**Given exercise:** Count every line in the entries that contains "possibile". Report that count alone.

**Items:**
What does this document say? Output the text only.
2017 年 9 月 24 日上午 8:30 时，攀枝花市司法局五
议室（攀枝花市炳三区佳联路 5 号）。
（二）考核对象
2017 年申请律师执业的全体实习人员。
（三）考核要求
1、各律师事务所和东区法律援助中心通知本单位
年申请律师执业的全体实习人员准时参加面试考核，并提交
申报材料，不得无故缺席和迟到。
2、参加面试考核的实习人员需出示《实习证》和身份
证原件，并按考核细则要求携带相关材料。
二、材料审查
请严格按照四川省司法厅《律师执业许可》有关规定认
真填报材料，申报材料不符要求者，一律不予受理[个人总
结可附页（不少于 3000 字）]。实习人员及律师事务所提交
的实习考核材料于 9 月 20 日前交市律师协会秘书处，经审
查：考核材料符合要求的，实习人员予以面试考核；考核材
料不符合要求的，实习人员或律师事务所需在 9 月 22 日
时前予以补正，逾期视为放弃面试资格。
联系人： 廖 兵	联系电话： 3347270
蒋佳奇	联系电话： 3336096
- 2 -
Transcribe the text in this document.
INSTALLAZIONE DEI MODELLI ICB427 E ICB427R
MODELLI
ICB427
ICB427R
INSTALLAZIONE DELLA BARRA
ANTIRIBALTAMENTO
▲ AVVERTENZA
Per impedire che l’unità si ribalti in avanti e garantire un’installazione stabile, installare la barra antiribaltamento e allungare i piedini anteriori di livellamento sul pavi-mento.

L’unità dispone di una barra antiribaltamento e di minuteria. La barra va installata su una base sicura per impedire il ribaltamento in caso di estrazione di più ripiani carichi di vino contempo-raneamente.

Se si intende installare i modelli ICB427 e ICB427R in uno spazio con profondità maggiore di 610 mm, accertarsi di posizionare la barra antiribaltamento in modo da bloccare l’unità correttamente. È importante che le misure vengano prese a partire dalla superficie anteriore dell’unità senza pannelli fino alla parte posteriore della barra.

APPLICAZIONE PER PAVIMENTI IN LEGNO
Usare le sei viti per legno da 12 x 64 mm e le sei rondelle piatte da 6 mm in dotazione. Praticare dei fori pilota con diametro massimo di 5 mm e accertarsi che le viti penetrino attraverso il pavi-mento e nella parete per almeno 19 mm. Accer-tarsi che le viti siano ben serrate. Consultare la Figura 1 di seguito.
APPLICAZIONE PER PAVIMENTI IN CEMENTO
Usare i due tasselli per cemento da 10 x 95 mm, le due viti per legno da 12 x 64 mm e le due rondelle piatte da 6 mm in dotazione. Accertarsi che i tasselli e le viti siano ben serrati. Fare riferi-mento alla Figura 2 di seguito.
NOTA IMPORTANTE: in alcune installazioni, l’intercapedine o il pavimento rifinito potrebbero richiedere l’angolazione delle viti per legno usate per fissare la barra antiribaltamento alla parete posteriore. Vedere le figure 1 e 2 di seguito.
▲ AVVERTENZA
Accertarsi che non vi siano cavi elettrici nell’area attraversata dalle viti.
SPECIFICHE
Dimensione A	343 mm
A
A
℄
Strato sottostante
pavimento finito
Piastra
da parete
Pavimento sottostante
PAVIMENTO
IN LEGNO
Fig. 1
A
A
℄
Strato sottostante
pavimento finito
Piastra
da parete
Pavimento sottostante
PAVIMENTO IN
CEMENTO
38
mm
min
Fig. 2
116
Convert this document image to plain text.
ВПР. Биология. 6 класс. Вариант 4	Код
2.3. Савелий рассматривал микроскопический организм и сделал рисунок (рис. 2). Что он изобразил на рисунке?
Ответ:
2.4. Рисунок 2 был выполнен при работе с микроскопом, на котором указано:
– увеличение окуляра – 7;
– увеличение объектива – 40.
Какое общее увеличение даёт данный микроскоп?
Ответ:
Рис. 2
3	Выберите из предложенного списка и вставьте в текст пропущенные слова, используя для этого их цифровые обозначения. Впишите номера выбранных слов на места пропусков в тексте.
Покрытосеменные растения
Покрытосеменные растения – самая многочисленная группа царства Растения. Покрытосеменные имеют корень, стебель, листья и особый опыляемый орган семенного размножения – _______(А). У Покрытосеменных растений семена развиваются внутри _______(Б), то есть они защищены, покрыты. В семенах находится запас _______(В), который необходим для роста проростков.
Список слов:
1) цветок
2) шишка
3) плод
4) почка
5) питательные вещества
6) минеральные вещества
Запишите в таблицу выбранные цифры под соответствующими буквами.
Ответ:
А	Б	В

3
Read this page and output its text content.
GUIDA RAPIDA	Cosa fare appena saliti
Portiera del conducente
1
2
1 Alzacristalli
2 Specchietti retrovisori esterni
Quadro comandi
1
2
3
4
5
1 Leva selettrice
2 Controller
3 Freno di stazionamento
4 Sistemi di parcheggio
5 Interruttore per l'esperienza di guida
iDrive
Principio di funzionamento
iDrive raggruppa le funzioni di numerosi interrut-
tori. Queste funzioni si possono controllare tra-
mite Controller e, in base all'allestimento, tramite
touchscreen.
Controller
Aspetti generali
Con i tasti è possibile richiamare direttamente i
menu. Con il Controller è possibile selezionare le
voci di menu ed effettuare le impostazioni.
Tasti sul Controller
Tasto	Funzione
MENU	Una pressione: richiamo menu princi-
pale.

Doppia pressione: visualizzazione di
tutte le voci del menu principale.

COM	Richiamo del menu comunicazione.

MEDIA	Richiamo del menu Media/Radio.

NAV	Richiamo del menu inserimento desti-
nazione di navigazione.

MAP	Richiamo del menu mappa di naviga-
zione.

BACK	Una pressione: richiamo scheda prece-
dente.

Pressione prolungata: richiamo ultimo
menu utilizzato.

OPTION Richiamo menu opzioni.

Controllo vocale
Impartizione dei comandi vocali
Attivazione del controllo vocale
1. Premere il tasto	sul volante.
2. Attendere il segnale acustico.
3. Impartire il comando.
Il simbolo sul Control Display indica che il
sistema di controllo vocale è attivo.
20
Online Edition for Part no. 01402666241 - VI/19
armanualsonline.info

**Response to this exercise:** 2